**Dataset entries**
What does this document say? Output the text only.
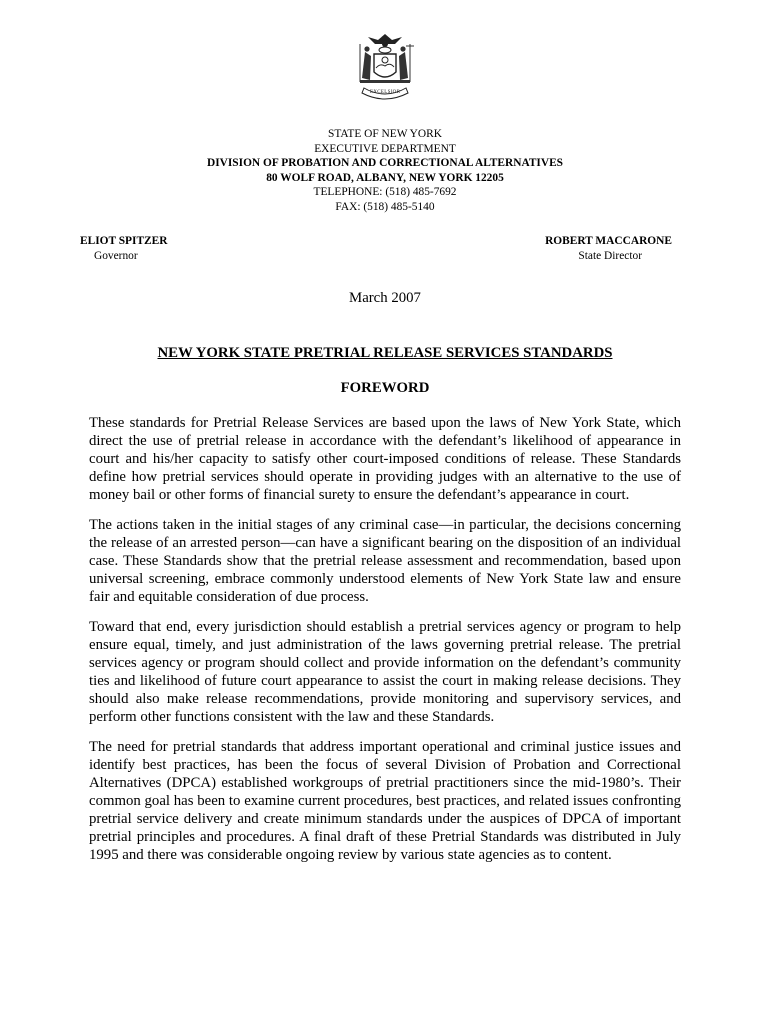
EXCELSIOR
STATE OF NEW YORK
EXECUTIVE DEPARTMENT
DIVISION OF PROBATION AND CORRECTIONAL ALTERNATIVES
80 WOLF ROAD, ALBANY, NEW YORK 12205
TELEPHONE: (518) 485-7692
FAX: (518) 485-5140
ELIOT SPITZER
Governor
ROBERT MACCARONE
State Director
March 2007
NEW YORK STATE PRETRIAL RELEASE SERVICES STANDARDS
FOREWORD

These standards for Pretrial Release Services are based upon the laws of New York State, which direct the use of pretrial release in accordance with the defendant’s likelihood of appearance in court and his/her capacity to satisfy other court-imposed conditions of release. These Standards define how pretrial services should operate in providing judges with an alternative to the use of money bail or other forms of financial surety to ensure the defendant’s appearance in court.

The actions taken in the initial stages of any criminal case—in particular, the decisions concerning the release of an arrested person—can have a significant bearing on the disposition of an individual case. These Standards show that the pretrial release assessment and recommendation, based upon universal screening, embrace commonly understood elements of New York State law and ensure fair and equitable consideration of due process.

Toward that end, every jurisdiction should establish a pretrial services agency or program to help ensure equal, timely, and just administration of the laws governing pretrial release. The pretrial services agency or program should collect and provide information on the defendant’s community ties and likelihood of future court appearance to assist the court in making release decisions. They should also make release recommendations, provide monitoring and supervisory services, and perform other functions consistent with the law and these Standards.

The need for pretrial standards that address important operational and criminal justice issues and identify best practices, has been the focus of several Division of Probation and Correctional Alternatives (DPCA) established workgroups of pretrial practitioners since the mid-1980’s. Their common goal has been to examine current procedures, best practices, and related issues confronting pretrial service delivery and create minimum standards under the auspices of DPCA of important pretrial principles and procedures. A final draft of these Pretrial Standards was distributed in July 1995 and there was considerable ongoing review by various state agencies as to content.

---

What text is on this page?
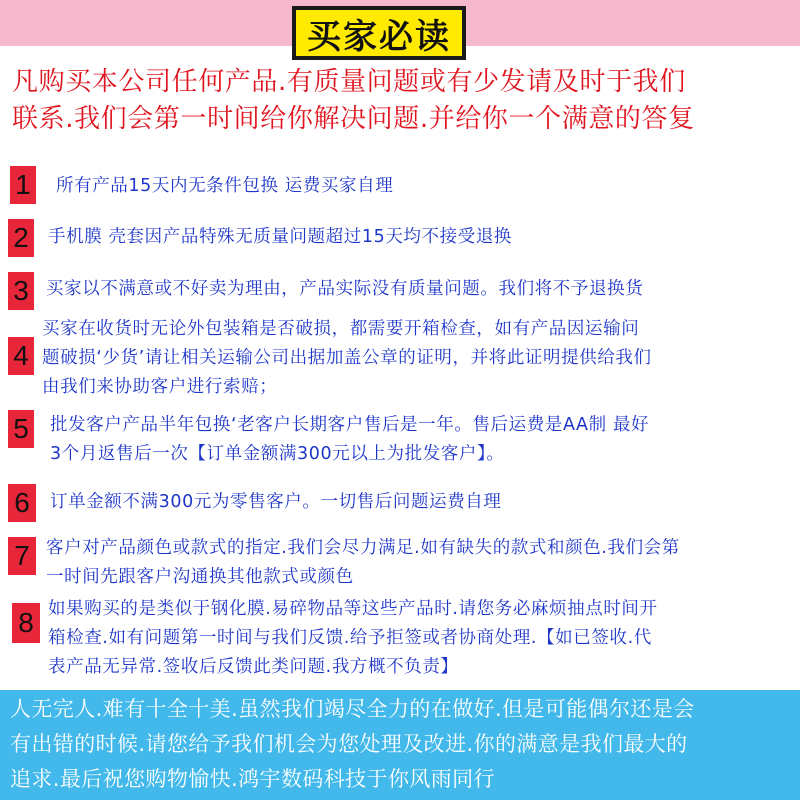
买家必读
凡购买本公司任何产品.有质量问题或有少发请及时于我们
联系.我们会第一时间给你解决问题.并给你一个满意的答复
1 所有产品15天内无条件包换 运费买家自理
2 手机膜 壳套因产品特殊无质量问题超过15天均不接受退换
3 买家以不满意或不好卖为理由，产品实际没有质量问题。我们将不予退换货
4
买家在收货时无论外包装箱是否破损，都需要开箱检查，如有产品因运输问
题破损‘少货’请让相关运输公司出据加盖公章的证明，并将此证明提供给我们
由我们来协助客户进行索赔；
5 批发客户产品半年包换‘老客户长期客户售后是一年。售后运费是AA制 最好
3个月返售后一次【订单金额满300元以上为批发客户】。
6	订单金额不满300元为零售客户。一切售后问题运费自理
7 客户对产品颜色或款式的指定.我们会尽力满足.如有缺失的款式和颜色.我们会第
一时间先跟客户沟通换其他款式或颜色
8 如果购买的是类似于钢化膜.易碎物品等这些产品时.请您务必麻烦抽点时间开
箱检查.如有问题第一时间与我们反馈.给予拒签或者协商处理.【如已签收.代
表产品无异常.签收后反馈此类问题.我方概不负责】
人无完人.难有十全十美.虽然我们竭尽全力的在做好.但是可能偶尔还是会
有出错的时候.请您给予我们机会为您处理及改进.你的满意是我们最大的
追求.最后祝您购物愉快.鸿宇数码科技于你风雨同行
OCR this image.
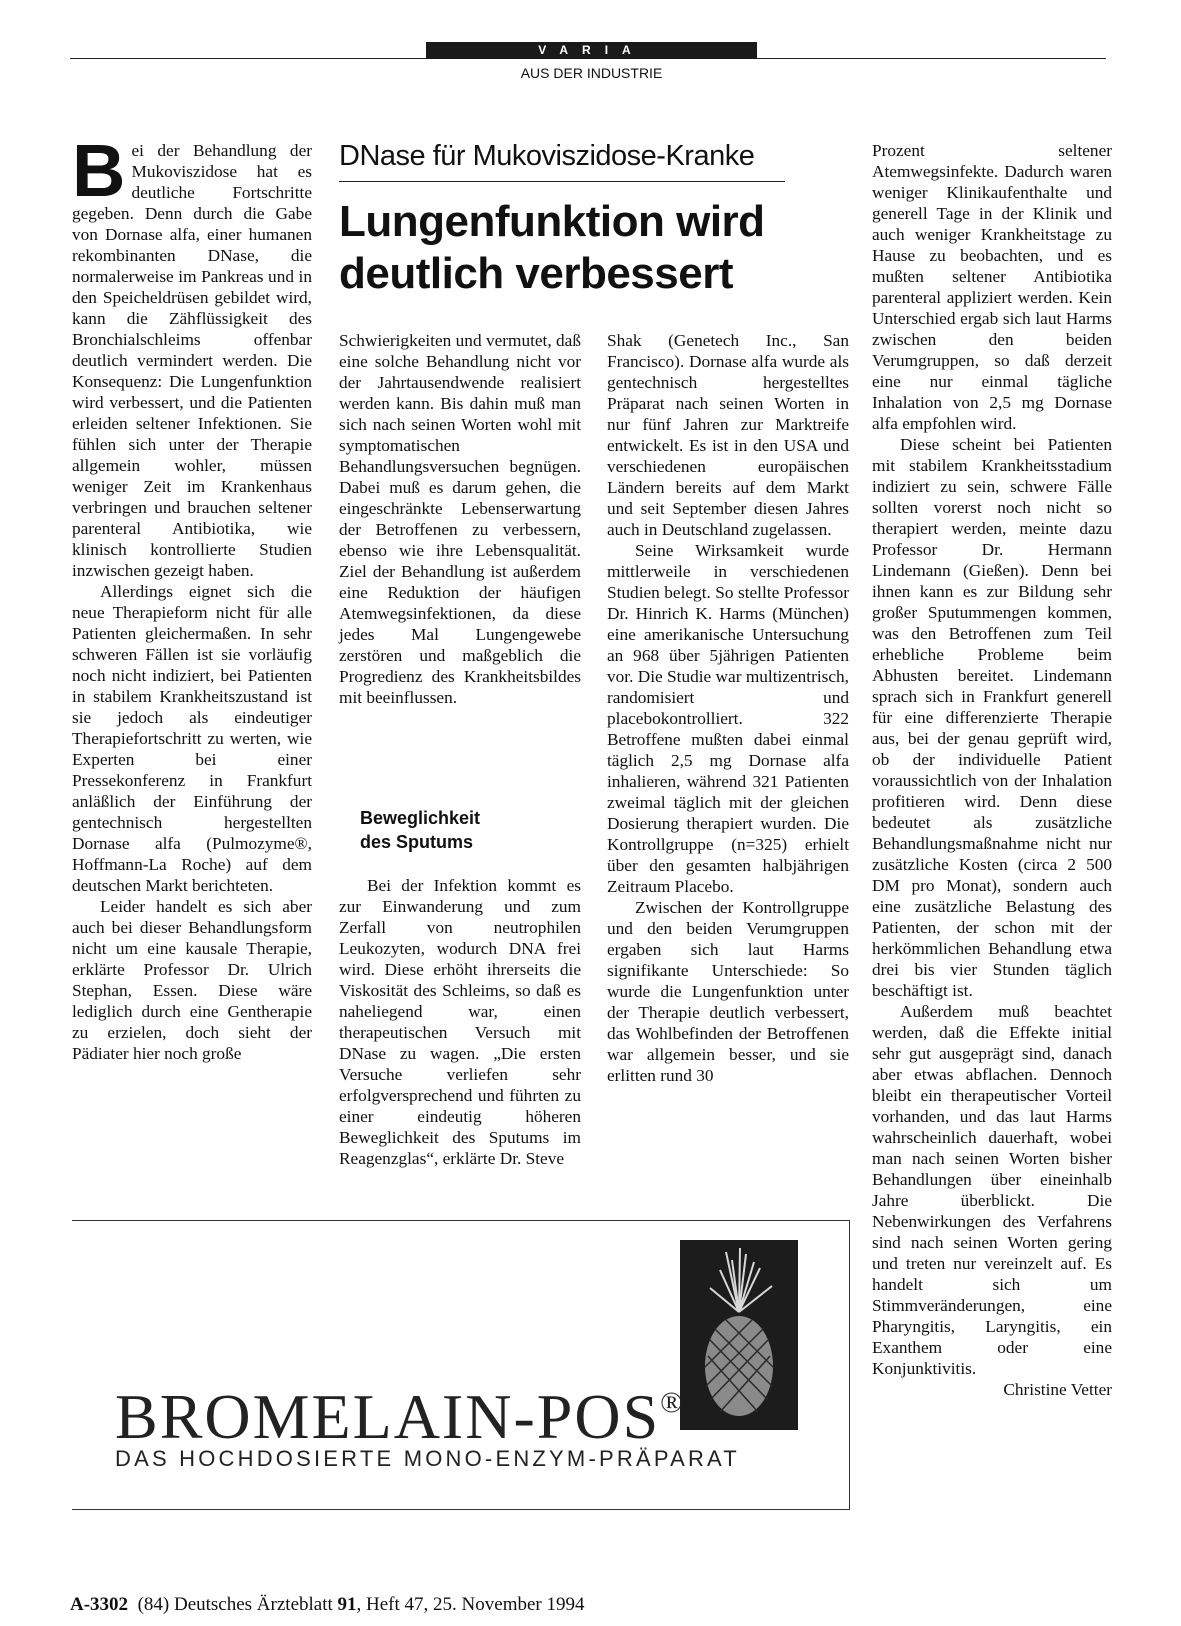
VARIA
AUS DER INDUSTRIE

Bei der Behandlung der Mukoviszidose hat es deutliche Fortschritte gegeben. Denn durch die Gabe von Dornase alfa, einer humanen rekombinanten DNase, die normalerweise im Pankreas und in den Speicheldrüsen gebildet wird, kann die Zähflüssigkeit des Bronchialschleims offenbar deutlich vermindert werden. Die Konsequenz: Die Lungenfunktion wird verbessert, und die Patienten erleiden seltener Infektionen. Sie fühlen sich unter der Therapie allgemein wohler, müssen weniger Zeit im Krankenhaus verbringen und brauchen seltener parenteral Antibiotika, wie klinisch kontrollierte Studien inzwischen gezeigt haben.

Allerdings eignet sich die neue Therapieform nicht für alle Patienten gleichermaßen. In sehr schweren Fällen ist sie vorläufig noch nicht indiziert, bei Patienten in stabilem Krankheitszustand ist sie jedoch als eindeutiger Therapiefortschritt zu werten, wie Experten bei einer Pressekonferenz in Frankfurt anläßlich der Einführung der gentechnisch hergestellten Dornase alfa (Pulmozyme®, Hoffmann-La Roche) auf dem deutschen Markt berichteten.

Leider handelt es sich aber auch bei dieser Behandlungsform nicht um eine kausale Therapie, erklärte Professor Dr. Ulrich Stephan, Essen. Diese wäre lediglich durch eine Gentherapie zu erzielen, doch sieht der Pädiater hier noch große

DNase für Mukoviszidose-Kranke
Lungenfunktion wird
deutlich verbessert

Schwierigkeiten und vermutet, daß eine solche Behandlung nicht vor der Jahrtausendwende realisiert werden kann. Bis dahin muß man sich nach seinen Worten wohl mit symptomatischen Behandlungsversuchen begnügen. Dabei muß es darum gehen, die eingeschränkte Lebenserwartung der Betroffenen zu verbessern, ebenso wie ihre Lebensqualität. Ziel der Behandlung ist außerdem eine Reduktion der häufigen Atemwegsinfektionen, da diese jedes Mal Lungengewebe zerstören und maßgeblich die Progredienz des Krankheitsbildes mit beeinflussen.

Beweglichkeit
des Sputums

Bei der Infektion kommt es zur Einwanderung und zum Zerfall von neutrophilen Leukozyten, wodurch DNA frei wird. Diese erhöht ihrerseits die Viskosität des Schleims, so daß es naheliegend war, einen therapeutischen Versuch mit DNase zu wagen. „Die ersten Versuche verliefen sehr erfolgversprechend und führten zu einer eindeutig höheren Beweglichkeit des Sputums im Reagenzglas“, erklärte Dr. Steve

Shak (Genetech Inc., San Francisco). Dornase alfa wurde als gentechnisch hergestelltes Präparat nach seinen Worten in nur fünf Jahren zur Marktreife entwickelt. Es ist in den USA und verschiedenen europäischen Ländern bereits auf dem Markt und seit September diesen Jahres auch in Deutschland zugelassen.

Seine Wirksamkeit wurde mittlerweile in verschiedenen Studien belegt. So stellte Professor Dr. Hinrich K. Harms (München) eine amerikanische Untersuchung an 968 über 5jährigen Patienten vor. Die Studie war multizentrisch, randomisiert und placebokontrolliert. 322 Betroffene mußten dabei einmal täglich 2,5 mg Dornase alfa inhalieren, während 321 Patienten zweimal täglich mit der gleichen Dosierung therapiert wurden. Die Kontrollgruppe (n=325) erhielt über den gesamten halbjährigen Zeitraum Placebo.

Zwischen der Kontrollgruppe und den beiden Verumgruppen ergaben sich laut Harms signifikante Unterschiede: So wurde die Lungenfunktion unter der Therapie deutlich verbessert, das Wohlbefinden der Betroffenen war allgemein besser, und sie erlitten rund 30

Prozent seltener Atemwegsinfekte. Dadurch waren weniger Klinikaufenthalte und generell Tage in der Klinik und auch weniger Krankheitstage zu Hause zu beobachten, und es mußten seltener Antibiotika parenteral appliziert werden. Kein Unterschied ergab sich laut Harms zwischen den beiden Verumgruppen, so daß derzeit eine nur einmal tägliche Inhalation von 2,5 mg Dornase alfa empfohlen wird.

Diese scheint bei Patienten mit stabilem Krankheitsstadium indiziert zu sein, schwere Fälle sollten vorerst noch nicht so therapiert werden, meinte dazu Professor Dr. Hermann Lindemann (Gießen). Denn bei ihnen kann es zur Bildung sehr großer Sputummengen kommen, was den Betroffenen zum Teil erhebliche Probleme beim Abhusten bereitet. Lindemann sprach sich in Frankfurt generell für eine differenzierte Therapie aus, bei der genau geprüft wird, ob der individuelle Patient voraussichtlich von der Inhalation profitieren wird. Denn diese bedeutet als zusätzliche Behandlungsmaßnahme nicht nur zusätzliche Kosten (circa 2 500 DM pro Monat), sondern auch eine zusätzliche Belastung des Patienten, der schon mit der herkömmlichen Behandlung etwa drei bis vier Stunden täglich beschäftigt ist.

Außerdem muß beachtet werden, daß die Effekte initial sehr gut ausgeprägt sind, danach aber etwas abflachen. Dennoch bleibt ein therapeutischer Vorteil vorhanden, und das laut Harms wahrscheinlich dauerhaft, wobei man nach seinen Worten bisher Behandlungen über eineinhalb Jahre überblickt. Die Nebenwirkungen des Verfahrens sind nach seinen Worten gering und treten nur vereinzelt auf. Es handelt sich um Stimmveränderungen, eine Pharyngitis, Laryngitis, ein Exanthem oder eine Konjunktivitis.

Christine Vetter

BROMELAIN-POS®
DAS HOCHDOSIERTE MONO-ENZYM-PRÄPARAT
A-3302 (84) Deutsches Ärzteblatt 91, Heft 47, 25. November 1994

**INSTRUCTIONS TO FOLLOW**
The answer is the number of lines in the preceding material that hold "What"; write that number and nothing else.

**SOLUTION TO THE EXERCISE**
2